◆ What to produce: Reproduce the records below in their entirety, character for character.

◆ Recorded information:
• • • • • • •

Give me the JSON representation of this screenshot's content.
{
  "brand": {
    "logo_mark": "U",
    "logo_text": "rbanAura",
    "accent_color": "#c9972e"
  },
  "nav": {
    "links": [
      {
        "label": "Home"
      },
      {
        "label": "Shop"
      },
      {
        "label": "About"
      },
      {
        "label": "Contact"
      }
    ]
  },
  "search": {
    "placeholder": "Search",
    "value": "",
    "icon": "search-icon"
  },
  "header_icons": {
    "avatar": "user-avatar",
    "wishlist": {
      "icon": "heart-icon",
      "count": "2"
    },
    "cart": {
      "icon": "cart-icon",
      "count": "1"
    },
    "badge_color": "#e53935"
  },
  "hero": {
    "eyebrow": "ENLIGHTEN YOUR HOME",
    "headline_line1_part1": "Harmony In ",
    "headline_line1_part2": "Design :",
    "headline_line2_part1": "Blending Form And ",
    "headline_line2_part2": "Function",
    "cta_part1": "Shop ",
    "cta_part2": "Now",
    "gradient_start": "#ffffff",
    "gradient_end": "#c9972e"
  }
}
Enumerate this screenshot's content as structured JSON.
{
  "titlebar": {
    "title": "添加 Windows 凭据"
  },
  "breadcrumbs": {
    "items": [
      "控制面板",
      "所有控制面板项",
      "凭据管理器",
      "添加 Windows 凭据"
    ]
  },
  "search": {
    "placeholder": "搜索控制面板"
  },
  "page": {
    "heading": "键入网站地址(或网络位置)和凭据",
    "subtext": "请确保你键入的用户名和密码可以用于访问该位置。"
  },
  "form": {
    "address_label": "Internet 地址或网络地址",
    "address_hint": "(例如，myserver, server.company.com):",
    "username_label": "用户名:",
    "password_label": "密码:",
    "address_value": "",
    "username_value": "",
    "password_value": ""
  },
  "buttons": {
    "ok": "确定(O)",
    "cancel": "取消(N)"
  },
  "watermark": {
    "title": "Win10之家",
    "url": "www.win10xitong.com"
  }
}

• • • • • • •

◆ Solution below:
Give me the JSON representation of this screenshot's content.
{
  "brand": {
    "logo_mark": "U",
    "logo_text": "rbanAura",
    "accent_color": "#c9972e"
  },
  "nav": {
    "links": [
      {
        "label": "Home"
      },
      {
        "label": "Shop"
      },
      {
        "label": "About"
      },
      {
        "label": "Contact"
      }
    ]
  },
  "search": {
    "placeholder": "Search",
    "value": "",
    "icon": "search-icon"
  },
  "header_icons": {
    "avatar": "user-avatar",
    "wishlist": {
      "icon": "heart-icon",
      "count": "2"
    },
    "cart": {
      "icon": "cart-icon",
      "count": "1"
    },
    "badge_color": "#e53935"
  },
  "hero": {
    "eyebrow": "ENLIGHTEN YOUR HOME",
    "headline_line1_part1": "Harmony In ",
    "headline_line1_part2": "Design :",
    "headline_line2_part1": "Blending Form And ",
    "headline_line2_part2": "Function",
    "cta_part1": "Shop ",
    "cta_part2": "Now",
    "gradient_start": "#ffffff",
    "gradient_end": "#c9972e"
  }
}
Enumerate this screenshot's content as structured JSON.
{
  "titlebar": {
    "title": "添加 Windows 凭据"
  },
  "breadcrumbs": {
    "items": [
      "控制面板",
      "所有控制面板项",
      "凭据管理器",
      "添加 Windows 凭据"
    ]
  },
  "search": {
    "placeholder": "搜索控制面板"
  },
  "page": {
    "heading": "键入网站地址(或网络位置)和凭据",
    "subtext": "请确保你键入的用户名和密码可以用于访问该位置。"
  },
  "form": {
    "address_label": "Internet 地址或网络地址",
    "address_hint": "(例如，myserver, server.company.com):",
    "username_label": "用户名:",
    "password_label": "密码:",
    "address_value": "",
    "username_value": "",
    "password_value": ""
  },
  "buttons": {
    "ok": "确定(O)",
    "cancel": "取消(N)"
  },
  "watermark": {
    "title": "Win10之家",
    "url": "www.win10xitong.com"
  }
}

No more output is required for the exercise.